##### DATA EXTRACT #####

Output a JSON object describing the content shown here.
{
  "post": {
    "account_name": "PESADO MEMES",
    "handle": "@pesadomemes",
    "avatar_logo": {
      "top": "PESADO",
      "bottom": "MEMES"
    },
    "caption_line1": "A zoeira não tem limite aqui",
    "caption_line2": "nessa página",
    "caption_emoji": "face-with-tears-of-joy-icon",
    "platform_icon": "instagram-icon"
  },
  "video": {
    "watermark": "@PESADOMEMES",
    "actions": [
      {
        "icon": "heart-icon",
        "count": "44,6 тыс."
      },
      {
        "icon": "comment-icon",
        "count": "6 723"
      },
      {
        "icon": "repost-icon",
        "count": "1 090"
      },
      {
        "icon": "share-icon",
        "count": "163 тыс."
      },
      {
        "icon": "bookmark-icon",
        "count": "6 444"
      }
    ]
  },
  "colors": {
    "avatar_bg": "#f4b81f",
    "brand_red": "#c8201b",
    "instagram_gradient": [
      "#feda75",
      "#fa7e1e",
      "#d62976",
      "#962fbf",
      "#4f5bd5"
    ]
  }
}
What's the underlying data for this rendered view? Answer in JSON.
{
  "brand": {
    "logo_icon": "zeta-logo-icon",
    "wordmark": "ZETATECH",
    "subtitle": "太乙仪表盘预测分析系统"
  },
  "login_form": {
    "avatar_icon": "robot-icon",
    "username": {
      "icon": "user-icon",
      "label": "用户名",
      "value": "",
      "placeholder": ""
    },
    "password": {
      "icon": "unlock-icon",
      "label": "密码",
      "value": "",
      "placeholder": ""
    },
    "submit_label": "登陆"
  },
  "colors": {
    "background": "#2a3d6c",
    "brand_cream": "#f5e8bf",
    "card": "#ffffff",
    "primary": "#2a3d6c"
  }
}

#####

* **WHAT YOU ARE ASKED TO DO**
Transcribe the full listing above without leaving anything out.

* **WORKED ANSWER**
Output a JSON object describing the content shown here.
{
  "post": {
    "account_name": "PESADO MEMES",
    "handle": "@pesadomemes",
    "avatar_logo": {
      "top": "PESADO",
      "bottom": "MEMES"
    },
    "caption_line1": "A zoeira não tem limite aqui",
    "caption_line2": "nessa página",
    "caption_emoji": "face-with-tears-of-joy-icon",
    "platform_icon": "instagram-icon"
  },
  "video": {
    "watermark": "@PESADOMEMES",
    "actions": [
      {
        "icon": "heart-icon",
        "count": "44,6 тыс."
      },
      {
        "icon": "comment-icon",
        "count": "6 723"
      },
      {
        "icon": "repost-icon",
        "count": "1 090"
      },
      {
        "icon": "share-icon",
        "count": "163 тыс."
      },
      {
        "icon": "bookmark-icon",
        "count": "6 444"
      }
    ]
  },
  "colors": {
    "avatar_bg": "#f4b81f",
    "brand_red": "#c8201b",
    "instagram_gradient": [
      "#feda75",
      "#fa7e1e",
      "#d62976",
      "#962fbf",
      "#4f5bd5"
    ]
  }
}
What's the underlying data for this rendered view? Answer in JSON.
{
  "brand": {
    "logo_icon": "zeta-logo-icon",
    "wordmark": "ZETATECH",
    "subtitle": "太乙仪表盘预测分析系统"
  },
  "login_form": {
    "avatar_icon": "robot-icon",
    "username": {
      "icon": "user-icon",
      "label": "用户名",
      "value": "",
      "placeholder": ""
    },
    "password": {
      "icon": "unlock-icon",
      "label": "密码",
      "value": "",
      "placeholder": ""
    },
    "submit_label": "登陆"
  },
  "colors": {
    "background": "#2a3d6c",
    "brand_cream": "#f5e8bf",
    "card": "#ffffff",
    "primary": "#2a3d6c"
  }
}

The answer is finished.